::: RECORDS FOR THIS EXERCISE :::
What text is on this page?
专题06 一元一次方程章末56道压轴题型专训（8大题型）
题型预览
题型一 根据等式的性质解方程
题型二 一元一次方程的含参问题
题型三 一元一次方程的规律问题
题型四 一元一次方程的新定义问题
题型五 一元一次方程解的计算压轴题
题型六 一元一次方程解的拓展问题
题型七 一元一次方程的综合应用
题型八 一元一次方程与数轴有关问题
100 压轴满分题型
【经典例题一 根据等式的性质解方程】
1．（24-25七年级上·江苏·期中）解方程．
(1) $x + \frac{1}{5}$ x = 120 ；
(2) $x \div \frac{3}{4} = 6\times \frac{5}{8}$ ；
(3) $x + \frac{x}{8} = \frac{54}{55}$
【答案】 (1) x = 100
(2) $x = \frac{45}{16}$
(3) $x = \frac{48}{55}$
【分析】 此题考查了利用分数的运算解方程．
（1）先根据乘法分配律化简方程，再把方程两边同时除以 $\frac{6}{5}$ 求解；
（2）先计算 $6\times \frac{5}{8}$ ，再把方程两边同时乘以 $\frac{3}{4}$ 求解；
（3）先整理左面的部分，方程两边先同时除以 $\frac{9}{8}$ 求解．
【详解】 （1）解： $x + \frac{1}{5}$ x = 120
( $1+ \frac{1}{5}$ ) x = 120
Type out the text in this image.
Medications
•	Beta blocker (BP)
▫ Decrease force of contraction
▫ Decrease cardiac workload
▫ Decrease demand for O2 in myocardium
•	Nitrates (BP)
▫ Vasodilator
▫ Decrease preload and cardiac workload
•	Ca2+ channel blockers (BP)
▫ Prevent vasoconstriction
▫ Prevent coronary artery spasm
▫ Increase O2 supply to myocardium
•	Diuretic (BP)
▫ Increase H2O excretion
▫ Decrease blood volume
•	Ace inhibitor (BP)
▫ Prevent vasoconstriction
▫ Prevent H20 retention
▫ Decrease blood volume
:::
## WHAT YOU ARE ASKED TO DO
How many lines in the listing contain "times"? Answer with the number alone.

## WRITTEN RESPONSE
2